(Stored entries)
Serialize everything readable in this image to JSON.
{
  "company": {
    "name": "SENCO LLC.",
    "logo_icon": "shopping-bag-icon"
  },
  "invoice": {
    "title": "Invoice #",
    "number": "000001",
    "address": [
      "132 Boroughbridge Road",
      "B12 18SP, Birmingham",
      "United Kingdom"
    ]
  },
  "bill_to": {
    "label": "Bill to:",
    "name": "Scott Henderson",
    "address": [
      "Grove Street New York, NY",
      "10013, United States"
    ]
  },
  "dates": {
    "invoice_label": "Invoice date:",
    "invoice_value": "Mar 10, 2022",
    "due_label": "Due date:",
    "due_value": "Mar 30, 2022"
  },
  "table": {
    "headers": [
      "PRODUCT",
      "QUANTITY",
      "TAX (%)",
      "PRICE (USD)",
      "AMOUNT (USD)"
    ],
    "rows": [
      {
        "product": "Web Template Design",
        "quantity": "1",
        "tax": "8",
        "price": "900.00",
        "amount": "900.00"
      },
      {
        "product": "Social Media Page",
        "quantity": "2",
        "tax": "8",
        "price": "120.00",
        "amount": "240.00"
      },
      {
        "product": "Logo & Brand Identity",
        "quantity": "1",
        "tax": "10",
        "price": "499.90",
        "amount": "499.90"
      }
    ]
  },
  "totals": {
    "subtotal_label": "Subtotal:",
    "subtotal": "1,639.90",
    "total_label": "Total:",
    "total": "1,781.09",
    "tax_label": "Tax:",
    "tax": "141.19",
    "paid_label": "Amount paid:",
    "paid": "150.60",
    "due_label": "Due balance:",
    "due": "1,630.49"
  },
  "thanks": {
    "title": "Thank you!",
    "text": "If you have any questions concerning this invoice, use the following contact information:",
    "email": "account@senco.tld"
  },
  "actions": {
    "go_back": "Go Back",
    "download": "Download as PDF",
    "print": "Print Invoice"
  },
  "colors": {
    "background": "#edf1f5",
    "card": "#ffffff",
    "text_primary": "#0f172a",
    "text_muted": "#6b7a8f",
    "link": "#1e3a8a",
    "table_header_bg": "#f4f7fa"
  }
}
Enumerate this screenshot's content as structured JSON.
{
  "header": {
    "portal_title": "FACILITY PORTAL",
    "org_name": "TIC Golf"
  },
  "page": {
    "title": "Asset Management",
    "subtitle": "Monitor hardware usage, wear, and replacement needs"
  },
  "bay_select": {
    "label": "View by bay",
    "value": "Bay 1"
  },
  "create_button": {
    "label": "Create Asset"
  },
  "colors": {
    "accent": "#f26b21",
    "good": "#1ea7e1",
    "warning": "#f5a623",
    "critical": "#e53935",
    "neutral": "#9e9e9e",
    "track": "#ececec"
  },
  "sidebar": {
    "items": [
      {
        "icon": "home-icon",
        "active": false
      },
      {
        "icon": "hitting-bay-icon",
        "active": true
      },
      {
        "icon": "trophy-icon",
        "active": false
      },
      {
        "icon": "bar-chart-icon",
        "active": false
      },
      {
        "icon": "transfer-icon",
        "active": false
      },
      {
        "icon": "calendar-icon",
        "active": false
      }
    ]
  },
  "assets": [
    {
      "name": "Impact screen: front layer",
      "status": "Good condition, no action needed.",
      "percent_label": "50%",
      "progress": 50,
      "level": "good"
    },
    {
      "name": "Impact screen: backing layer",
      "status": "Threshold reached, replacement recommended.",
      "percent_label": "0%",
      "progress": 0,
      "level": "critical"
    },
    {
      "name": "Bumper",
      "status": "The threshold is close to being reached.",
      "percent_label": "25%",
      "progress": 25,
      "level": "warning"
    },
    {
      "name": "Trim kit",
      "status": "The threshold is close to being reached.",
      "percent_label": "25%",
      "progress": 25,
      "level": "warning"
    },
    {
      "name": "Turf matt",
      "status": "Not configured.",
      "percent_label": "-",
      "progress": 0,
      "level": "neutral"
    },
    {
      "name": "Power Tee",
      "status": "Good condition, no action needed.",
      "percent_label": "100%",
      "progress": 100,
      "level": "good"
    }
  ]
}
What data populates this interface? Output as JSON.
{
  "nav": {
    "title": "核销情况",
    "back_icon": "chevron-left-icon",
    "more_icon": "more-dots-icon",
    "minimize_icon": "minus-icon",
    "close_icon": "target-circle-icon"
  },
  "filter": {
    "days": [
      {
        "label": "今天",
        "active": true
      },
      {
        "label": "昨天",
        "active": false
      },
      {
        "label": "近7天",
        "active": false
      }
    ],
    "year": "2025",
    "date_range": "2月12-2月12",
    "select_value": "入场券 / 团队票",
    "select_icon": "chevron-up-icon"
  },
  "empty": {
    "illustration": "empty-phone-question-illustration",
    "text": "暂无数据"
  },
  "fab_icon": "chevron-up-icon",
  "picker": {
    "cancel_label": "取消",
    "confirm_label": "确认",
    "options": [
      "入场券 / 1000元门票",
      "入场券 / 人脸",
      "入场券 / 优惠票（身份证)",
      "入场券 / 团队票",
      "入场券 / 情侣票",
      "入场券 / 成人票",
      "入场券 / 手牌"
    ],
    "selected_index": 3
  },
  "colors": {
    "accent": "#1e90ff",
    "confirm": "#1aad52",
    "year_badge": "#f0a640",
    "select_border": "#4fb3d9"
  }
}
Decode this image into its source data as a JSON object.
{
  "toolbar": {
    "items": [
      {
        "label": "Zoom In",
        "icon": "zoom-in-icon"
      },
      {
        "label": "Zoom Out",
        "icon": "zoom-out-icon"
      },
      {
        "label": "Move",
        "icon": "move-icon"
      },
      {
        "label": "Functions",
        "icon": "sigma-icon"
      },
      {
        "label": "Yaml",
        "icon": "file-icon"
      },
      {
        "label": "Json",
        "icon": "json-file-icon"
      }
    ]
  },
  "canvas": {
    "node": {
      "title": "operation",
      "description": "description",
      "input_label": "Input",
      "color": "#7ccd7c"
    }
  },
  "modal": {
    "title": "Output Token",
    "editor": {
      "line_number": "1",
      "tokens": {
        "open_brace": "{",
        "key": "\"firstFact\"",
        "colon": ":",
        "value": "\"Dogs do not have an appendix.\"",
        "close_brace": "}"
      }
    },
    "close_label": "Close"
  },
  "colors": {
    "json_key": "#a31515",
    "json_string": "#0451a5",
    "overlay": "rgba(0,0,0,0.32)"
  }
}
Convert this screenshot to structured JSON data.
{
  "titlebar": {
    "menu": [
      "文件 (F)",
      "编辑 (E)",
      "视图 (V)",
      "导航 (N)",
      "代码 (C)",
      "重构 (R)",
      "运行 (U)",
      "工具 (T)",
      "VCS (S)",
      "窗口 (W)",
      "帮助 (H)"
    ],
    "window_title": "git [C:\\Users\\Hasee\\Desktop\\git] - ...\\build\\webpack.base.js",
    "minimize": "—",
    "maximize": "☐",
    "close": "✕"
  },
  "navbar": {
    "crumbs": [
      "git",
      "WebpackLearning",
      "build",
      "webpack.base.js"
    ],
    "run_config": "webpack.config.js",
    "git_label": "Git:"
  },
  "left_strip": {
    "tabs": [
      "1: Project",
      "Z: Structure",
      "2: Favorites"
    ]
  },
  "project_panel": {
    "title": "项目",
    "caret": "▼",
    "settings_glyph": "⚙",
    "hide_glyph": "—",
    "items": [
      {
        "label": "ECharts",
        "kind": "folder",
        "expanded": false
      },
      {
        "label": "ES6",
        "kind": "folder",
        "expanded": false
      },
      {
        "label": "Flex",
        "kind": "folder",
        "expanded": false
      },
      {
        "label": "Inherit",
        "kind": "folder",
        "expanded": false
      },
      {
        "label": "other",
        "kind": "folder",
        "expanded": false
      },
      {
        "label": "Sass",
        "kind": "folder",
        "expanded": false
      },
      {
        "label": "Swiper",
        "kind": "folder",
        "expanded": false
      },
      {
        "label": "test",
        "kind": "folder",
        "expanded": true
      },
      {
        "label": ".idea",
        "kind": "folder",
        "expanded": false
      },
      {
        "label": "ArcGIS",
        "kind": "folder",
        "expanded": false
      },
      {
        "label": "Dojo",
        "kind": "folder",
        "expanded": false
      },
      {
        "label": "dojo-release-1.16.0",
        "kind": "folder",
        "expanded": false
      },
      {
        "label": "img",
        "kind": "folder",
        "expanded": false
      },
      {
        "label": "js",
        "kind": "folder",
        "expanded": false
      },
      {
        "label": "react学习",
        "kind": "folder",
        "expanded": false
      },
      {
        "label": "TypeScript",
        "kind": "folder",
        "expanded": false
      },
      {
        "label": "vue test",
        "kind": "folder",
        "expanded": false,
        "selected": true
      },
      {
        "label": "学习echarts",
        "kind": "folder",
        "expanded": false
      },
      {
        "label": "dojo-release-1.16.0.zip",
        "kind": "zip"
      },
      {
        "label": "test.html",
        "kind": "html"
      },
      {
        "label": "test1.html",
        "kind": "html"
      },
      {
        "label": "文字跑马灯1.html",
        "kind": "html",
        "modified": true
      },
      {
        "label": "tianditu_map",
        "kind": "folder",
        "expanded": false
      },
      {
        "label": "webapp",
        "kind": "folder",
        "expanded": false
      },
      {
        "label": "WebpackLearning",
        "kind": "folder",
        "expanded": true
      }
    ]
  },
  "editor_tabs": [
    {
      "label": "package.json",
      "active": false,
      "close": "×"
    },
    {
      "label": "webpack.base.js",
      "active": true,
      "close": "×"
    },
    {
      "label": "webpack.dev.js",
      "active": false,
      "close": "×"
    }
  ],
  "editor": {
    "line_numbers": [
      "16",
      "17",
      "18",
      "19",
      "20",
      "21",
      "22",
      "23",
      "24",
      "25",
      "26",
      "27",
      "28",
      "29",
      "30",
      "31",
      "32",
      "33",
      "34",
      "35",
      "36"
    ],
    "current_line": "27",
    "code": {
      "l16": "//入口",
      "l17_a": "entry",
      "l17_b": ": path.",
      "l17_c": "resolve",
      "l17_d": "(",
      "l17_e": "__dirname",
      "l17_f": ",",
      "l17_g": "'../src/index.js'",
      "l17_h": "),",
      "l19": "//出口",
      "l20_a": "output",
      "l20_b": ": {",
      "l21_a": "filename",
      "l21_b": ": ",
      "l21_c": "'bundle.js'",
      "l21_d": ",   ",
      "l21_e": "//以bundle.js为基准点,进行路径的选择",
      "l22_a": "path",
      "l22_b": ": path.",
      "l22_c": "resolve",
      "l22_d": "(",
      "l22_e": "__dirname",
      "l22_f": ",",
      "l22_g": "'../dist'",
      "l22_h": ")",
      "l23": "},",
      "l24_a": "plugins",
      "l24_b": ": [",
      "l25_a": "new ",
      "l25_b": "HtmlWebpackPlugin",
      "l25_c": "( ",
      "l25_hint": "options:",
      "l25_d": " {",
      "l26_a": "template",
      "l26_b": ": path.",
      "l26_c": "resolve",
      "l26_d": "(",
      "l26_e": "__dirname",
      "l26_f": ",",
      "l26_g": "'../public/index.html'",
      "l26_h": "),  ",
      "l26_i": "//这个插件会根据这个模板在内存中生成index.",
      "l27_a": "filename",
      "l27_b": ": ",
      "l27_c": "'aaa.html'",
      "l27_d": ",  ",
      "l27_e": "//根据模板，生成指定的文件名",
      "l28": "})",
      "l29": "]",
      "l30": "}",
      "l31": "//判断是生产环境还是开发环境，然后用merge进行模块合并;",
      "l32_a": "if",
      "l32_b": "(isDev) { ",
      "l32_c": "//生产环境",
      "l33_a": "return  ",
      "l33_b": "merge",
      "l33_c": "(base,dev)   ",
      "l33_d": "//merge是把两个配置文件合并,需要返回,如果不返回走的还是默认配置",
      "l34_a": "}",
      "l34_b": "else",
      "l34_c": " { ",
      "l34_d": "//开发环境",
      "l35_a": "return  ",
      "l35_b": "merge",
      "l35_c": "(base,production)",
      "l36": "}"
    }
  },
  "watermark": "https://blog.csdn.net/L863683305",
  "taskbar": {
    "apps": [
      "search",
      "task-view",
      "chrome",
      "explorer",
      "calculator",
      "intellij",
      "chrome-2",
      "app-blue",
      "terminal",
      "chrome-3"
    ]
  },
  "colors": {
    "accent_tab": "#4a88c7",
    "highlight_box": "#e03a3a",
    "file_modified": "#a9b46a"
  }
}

**Exercise instructions:** Go over the data above and copy every line that has the word "empty" in it.

**Result:**
  "empty": {
    "illustration": "empty-phone-question-illustration",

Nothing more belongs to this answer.